_Given exercise_. Please render every line of the records below as a numbered list, leaving out blank lines and the pictures.

_Information given_.
======

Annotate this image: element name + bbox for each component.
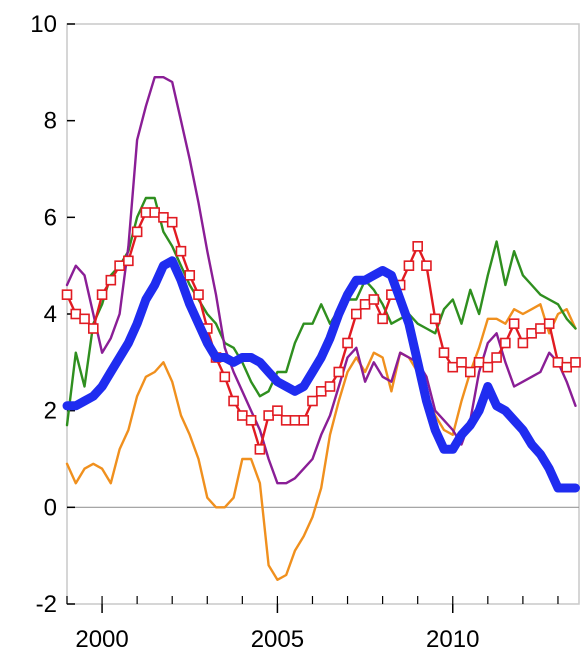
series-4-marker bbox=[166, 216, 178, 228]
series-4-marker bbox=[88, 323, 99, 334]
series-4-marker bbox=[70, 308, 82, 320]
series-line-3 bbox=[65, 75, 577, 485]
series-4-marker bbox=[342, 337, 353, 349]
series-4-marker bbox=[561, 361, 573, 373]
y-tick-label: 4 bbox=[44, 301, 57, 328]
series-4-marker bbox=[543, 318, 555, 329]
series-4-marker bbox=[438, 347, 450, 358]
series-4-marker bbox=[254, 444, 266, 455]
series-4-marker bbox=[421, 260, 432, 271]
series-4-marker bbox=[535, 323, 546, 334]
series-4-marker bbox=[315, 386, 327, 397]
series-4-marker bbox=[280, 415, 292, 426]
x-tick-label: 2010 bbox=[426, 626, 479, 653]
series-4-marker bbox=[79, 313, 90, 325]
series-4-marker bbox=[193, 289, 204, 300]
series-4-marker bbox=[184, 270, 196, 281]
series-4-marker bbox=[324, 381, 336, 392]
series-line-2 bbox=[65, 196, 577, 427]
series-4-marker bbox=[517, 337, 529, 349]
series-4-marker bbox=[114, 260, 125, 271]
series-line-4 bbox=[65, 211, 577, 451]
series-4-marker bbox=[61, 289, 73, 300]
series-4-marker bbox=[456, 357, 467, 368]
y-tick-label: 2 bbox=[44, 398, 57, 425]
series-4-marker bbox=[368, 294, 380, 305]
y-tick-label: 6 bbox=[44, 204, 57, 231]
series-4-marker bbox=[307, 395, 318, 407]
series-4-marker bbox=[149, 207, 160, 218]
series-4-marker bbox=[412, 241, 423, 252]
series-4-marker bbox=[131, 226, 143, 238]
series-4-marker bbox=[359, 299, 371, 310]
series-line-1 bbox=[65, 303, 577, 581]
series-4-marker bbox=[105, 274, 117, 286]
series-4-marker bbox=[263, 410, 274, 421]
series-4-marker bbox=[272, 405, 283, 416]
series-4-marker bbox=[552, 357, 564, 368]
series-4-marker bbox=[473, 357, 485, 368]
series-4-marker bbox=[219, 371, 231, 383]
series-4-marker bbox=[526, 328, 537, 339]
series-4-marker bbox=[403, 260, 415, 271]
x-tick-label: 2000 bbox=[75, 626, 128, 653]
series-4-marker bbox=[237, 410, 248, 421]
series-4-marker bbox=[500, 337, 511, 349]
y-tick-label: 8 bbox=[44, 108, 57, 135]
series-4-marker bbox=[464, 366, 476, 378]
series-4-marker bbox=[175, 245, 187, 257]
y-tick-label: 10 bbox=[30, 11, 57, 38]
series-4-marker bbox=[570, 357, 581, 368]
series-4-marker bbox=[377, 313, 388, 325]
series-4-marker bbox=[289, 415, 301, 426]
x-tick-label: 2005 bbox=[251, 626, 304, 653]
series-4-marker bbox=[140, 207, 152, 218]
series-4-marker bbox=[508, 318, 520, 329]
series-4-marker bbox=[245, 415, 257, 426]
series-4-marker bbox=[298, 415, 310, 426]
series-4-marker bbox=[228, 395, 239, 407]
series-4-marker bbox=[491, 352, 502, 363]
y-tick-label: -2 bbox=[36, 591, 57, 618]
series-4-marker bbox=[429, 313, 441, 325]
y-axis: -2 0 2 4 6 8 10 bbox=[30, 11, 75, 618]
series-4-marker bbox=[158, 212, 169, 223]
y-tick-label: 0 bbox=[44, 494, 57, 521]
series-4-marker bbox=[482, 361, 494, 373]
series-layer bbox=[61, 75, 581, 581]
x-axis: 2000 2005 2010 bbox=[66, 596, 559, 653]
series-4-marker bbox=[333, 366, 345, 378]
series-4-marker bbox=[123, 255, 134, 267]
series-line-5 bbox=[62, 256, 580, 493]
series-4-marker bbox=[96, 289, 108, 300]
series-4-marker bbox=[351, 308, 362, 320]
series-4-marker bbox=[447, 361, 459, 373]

======

_Solution_.
1. Annotate this image: element name + bbox for each component.
2. series-4-marker bbox=[166, 216, 178, 228]
3. series-4-marker bbox=[88, 323, 99, 334]
4. series-4-marker bbox=[70, 308, 82, 320]
5. series-line-3 bbox=[65, 75, 577, 485]
6. series-4-marker bbox=[342, 337, 353, 349]
7. series-4-marker bbox=[561, 361, 573, 373]
8. y-tick-label: 4 bbox=[44, 301, 57, 328]
9. series-4-marker bbox=[543, 318, 555, 329]
10. series-4-marker bbox=[438, 347, 450, 358]
11. series-4-marker bbox=[254, 444, 266, 455]
12. series-4-marker bbox=[421, 260, 432, 271]
13. series-4-marker bbox=[535, 323, 546, 334]
14. series-4-marker bbox=[315, 386, 327, 397]
15. series-4-marker bbox=[280, 415, 292, 426]
16. x-tick-label: 2010 bbox=[426, 626, 479, 653]
17. series-4-marker bbox=[79, 313, 90, 325]
18. series-4-marker bbox=[193, 289, 204, 300]
19. series-4-marker bbox=[184, 270, 196, 281]
20. series-4-marker bbox=[324, 381, 336, 392]
21. series-line-2 bbox=[65, 196, 577, 427]
22. series-4-marker bbox=[517, 337, 529, 349]
23. series-4-marker bbox=[114, 260, 125, 271]
24. series-line-4 bbox=[65, 211, 577, 451]
25. series-4-marker bbox=[61, 289, 73, 300]
26. series-4-marker bbox=[456, 357, 467, 368]
27. y-tick-label: 2 bbox=[44, 398, 57, 425]
28. series-4-marker bbox=[368, 294, 380, 305]
29. y-tick-label: 6 bbox=[44, 204, 57, 231]
30. series-4-marker bbox=[307, 395, 318, 407]
31. series-4-marker bbox=[149, 207, 160, 218]
32. series-4-marker bbox=[412, 241, 423, 252]
33. series-4-marker bbox=[131, 226, 143, 238]
34. series-4-marker bbox=[359, 299, 371, 310]
35. series-line-1 bbox=[65, 303, 577, 581]
36. series-4-marker bbox=[105, 274, 117, 286]
37. series-4-marker bbox=[263, 410, 274, 421]
38. series-4-marker bbox=[272, 405, 283, 416]
39. series-4-marker bbox=[552, 357, 564, 368]
40. series-4-marker bbox=[473, 357, 485, 368]
41. series-4-marker bbox=[219, 371, 231, 383]
42. series-4-marker bbox=[526, 328, 537, 339]
43. series-4-marker bbox=[403, 260, 415, 271]
44. x-tick-label: 2000 bbox=[75, 626, 128, 653]
45. series-4-marker bbox=[237, 410, 248, 421]
46. series-4-marker bbox=[500, 337, 511, 349]
47. y-tick-label: 8 bbox=[44, 108, 57, 135]
48. series-4-marker bbox=[464, 366, 476, 378]
49. series-4-marker bbox=[175, 245, 187, 257]
50. y-tick-label: 10 bbox=[30, 11, 57, 38]
51. series-4-marker bbox=[570, 357, 581, 368]
52. series-4-marker bbox=[377, 313, 388, 325]
53. series-4-marker bbox=[289, 415, 301, 426]
54. x-tick-label: 2005 bbox=[251, 626, 304, 653]
55. series-4-marker bbox=[140, 207, 152, 218]
56. series-4-marker bbox=[508, 318, 520, 329]
57. series-4-marker bbox=[245, 415, 257, 426]
58. series-4-marker bbox=[298, 415, 310, 426]
59. series-4-marker bbox=[228, 395, 239, 407]
60. series-4-marker bbox=[491, 352, 502, 363]
61. y-tick-label: -2 bbox=[36, 591, 57, 618]
62. series-4-marker bbox=[429, 313, 441, 325]
63. y-axis: -2 0 2 4 6 8 10 bbox=[30, 11, 75, 618]
64. series-4-marker bbox=[158, 212, 169, 223]
65. y-tick-label: 0 bbox=[44, 494, 57, 521]
66. series-4-marker bbox=[482, 361, 494, 373]
67. series-layer bbox=[61, 75, 581, 581]
68. x-axis: 2000 2005 2010 bbox=[66, 596, 559, 653]
69. series-4-marker bbox=[333, 366, 345, 378]
70. series-4-marker bbox=[123, 255, 134, 267]
71. series-line-5 bbox=[62, 256, 580, 493]
72. series-4-marker bbox=[96, 289, 108, 300]
73. series-4-marker bbox=[351, 308, 362, 320]
74. series-4-marker bbox=[447, 361, 459, 373]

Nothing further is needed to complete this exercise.